-------- Stored rows

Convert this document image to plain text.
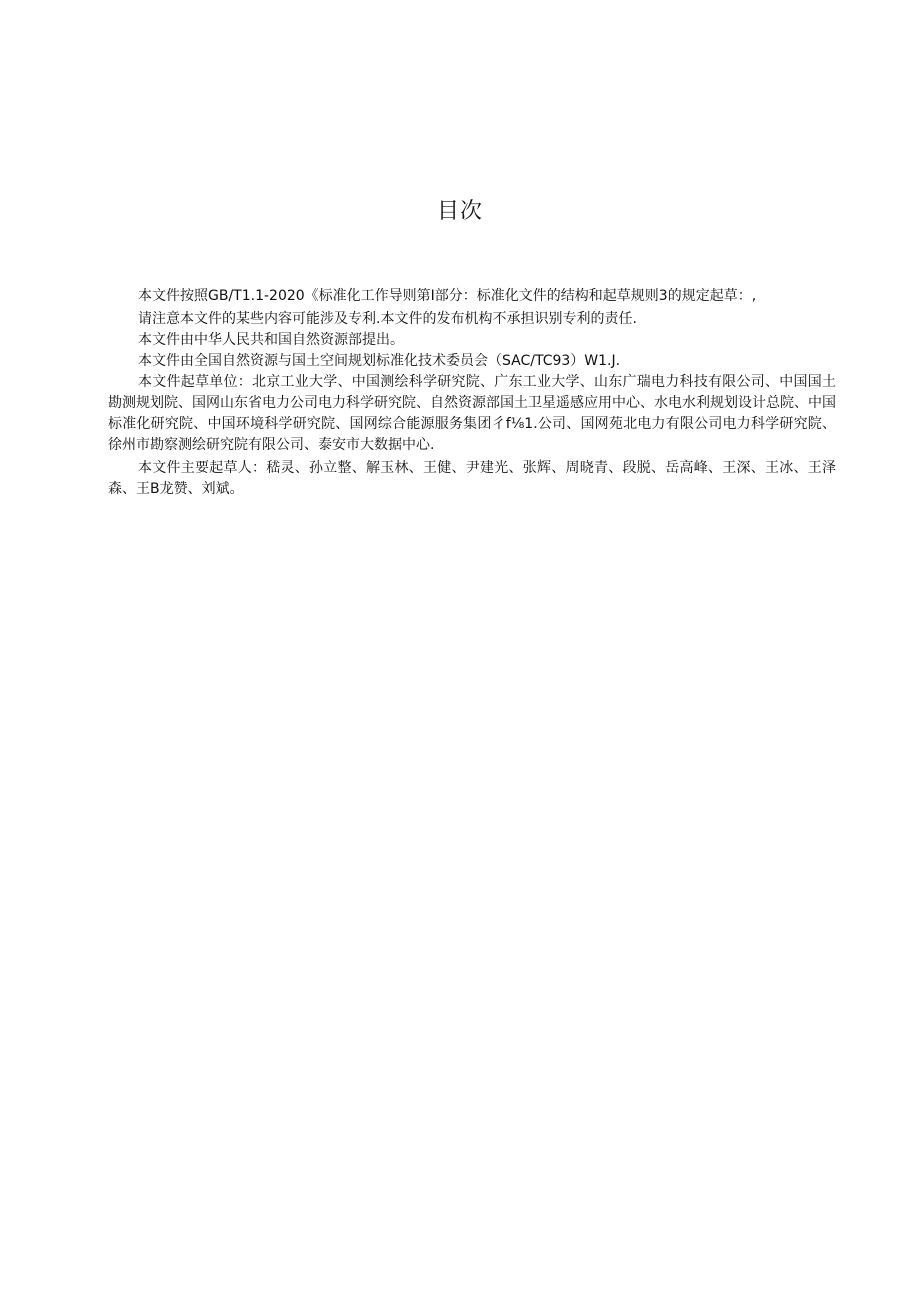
目次

本文件按照GB/T1.1-2020《标准化工作导则第I部分：标准化文件的结构和起草规则3的规定起草：,

请注意本文件的某些内容可能涉及专利.本文件的发布机构不承担识别专利的责任.

本文件由中华人民共和国自然资源部提出。

本文件由全国自然资源与国土空间规划标准化技术委员会（SAC/TC93）W1.J.

本文件起草单位：北京工业大学、中国测绘科学研究院、广东工业大学、山东广瑞电力科技有限公司、中国国土勘测规划院、国网山东省电力公司电力科学研究院、自然资源部国土卫星遥感应用中心、水电水利规划设计总院、中国标准化研究院、中国环境科学研究院、国网综合能源服务集团彳f⅛1.公司、国网苑北电力有限公司电力科学研究院、徐州市勘察测绘研究院有限公司、泰安市大数据中心.

本文件主要起草人：嵇灵、孙立整、解玉林、王健、尹建光、张辉、周晓青、段脱、岳高峰、王深、王冰、王泽森、王B龙赞、刘斌。
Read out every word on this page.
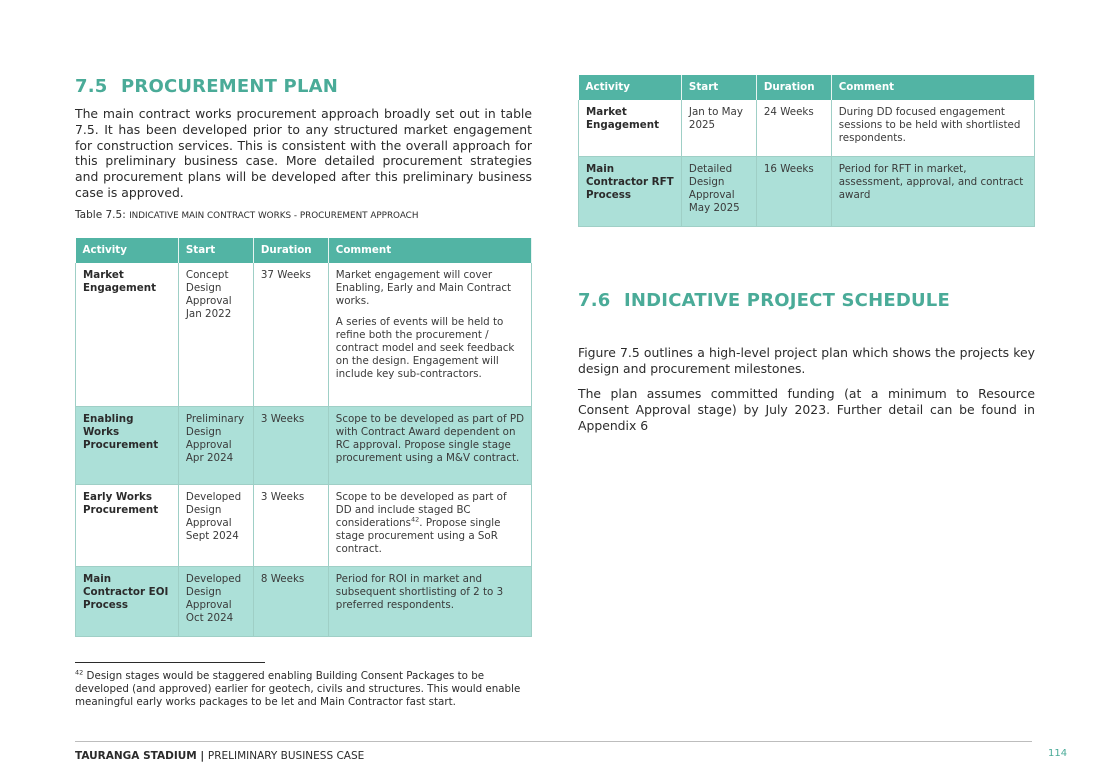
7.5 PROCUREMENT PLAN
The main contract works procurement approach broadly set out in table 7.5. It has been developed prior to any structured market engagement for construction services. This is consistent with the overall approach for this preliminary business case. More detailed procurement strategies and procurement plans will be developed after this preliminary business case is approved.
Table 7.5: INDICATIVE MAIN CONTRACT WORKS - PROCUREMENT APPROACH
Activity	Start	Duration	Comment
Market Engagement	Concept Design Approval Jan 2022	37 Weeks	Market engagement will cover Enabling, Early and Main Contract works.

A series of events will be held to refine both the procurement / contract model and seek feedback on the design. Engagement will include key sub-contractors.

Enabling Works Procurement	Preliminary Design Approval Apr 2024	3 Weeks	Scope to be developed as part of PD with Contract Award dependent on RC approval. Propose single stage procurement using a M&V contract.
Early Works Procurement	Developed Design Approval Sept 2024	3 Weeks	Scope to be developed as part of DD and include staged BC considerations$^{42}$. Propose single stage procurement using a SoR contract.
Main Contractor EOI Process	Developed Design Approval Oct 2024	8 Weeks	Period for ROI in market and subsequent shortlisting of 2 to 3 preferred respondents.
Activity	Start	Duration	Comment
Market Engagement	Jan to May 2025	24 Weeks	During DD focused engagement sessions to be held with shortlisted respondents.
Main Contractor RFT Process	Detailed Design Approval May 2025	16 Weeks	Period for RFT in market, assessment, approval, and contract award
7.6 INDICATIVE PROJECT SCHEDULE
Figure 7.5 outlines a high-level project plan which shows the projects key design and procurement milestones.
The plan assumes committed funding (at a minimum to Resource Consent Approval stage) by July 2023. Further detail can be found in Appendix 6
$^{42}$ Design stages would be staggered enabling Building Consent Packages to be developed (and approved) earlier for geotech, civils and structures. This would enable meaningful early works packages to be let and Main Contractor fast start.
TAURANGA STADIUM | PRELIMINARY BUSINESS CASE	114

----------------

Lines holding the word "include" should be counted across the entries; state only how many there are.

2